▶ [Aim of the task]:
From the listing that follows, output everything exactly except the pictures.

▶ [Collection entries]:
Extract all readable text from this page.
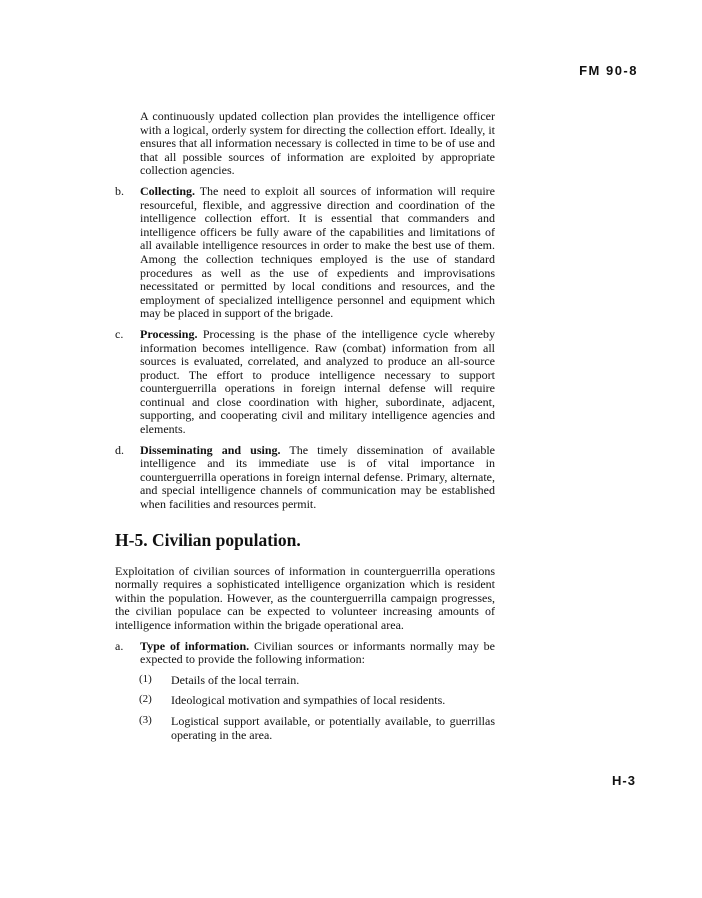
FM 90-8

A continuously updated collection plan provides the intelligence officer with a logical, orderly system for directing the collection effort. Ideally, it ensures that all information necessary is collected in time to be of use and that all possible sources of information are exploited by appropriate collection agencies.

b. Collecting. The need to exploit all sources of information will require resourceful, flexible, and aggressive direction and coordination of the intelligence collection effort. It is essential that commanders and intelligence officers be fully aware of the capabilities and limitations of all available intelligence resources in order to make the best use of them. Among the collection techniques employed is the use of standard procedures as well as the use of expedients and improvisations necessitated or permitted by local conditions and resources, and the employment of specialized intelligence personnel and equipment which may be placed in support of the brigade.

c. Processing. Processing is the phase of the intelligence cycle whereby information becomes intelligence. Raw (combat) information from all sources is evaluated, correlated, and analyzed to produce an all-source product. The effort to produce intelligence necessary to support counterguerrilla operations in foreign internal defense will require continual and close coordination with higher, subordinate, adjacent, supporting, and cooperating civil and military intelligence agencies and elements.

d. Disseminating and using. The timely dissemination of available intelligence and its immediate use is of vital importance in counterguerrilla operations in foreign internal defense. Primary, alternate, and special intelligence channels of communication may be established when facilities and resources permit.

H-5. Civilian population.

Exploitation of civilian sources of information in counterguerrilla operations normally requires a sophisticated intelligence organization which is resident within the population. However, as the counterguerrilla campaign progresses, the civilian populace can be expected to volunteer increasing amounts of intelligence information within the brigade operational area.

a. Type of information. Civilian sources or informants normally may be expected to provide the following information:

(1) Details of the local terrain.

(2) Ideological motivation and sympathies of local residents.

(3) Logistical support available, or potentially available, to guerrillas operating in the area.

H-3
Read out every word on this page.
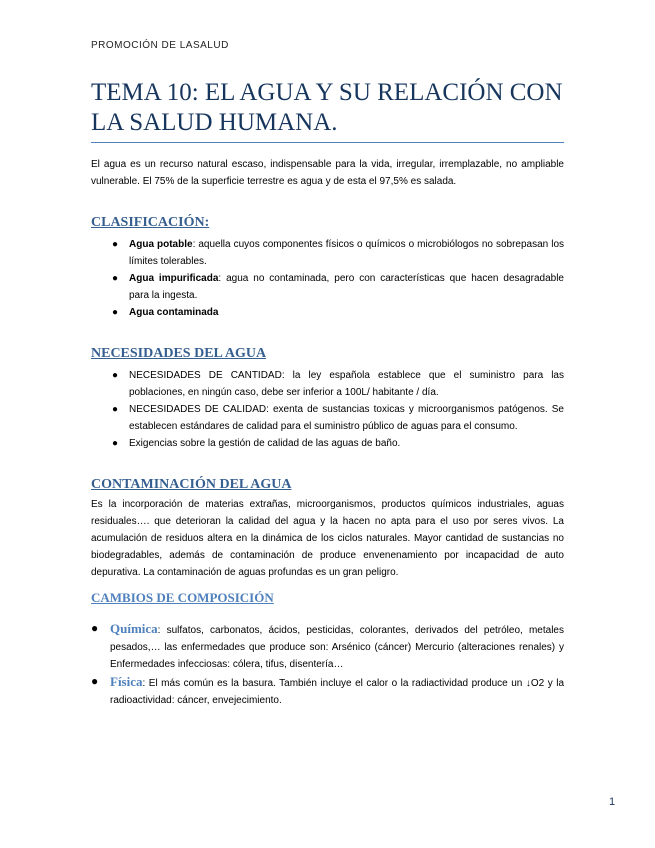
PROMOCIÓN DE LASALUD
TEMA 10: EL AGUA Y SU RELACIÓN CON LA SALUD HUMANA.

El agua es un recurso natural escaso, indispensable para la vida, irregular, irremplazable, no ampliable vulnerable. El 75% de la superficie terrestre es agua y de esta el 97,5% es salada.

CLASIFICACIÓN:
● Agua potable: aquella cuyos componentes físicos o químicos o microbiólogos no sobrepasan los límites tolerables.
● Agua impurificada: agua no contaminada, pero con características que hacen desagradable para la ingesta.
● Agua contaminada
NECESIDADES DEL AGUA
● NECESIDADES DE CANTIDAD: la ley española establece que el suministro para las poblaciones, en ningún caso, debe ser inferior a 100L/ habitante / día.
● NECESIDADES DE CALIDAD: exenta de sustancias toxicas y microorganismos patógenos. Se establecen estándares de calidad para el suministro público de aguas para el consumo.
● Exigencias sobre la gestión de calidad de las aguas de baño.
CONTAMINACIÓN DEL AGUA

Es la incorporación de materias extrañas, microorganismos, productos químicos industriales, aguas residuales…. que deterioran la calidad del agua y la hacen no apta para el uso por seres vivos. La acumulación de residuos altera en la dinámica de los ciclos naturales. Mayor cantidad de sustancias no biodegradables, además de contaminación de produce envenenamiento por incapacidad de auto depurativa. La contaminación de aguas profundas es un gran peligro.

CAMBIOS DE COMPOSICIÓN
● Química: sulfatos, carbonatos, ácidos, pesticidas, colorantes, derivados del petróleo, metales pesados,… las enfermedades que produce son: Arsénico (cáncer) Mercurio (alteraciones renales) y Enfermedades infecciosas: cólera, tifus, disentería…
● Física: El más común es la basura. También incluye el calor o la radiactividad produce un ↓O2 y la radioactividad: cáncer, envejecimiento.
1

▶ [The completed task]:
Extract all readable text from this page.
FM 90-8

A continuously updated collection plan provides the intelligence officer with a logical, orderly system for directing the collection effort. Ideally, it ensures that all information necessary is collected in time to be of use and that all possible sources of information are exploited by appropriate collection agencies.

b. Collecting. The need to exploit all sources of information will require resourceful, flexible, and aggressive direction and coordination of the intelligence collection effort. It is essential that commanders and intelligence officers be fully aware of the capabilities and limitations of all available intelligence resources in order to make the best use of them. Among the collection techniques employed is the use of standard procedures as well as the use of expedients and improvisations necessitated or permitted by local conditions and resources, and the employment of specialized intelligence personnel and equipment which may be placed in support of the brigade.

c. Processing. Processing is the phase of the intelligence cycle whereby information becomes intelligence. Raw (combat) information from all sources is evaluated, correlated, and analyzed to produce an all-source product. The effort to produce intelligence necessary to support counterguerrilla operations in foreign internal defense will require continual and close coordination with higher, subordinate, adjacent, supporting, and cooperating civil and military intelligence agencies and elements.

d. Disseminating and using. The timely dissemination of available intelligence and its immediate use is of vital importance in counterguerrilla operations in foreign internal defense. Primary, alternate, and special intelligence channels of communication may be established when facilities and resources permit.

H-5. Civilian population.

Exploitation of civilian sources of information in counterguerrilla operations normally requires a sophisticated intelligence organization which is resident within the population. However, as the counterguerrilla campaign progresses, the civilian populace can be expected to volunteer increasing amounts of intelligence information within the brigade operational area.

a. Type of information. Civilian sources or informants normally may be expected to provide the following information:

(1) Details of the local terrain.

(2) Ideological motivation and sympathies of local residents.

(3) Logistical support available, or potentially available, to guerrillas operating in the area.

H-3
Read out every word on this page.
PROMOCIÓN DE LASALUD
TEMA 10: EL AGUA Y SU RELACIÓN CON LA SALUD HUMANA.

El agua es un recurso natural escaso, indispensable para la vida, irregular, irremplazable, no ampliable vulnerable. El 75% de la superficie terrestre es agua y de esta el 97,5% es salada.

CLASIFICACIÓN:
● Agua potable: aquella cuyos componentes físicos o químicos o microbiólogos no sobrepasan los límites tolerables.
● Agua impurificada: agua no contaminada, pero con características que hacen desagradable para la ingesta.
● Agua contaminada
NECESIDADES DEL AGUA
● NECESIDADES DE CANTIDAD: la ley española establece que el suministro para las poblaciones, en ningún caso, debe ser inferior a 100L/ habitante / día.
● NECESIDADES DE CALIDAD: exenta de sustancias toxicas y microorganismos patógenos. Se establecen estándares de calidad para el suministro público de aguas para el consumo.
● Exigencias sobre la gestión de calidad de las aguas de baño.
CONTAMINACIÓN DEL AGUA

Es la incorporación de materias extrañas, microorganismos, productos químicos industriales, aguas residuales…. que deterioran la calidad del agua y la hacen no apta para el uso por seres vivos. La acumulación de residuos altera en la dinámica de los ciclos naturales. Mayor cantidad de sustancias no biodegradables, además de contaminación de produce envenenamiento por incapacidad de auto depurativa. La contaminación de aguas profundas es un gran peligro.

CAMBIOS DE COMPOSICIÓN
● Química: sulfatos, carbonatos, ácidos, pesticidas, colorantes, derivados del petróleo, metales pesados,… las enfermedades que produce son: Arsénico (cáncer) Mercurio (alteraciones renales) y Enfermedades infecciosas: cólera, tifus, disentería…
● Física: El más común es la basura. También incluye el calor o la radiactividad produce un ↓O2 y la radioactividad: cáncer, envejecimiento.
1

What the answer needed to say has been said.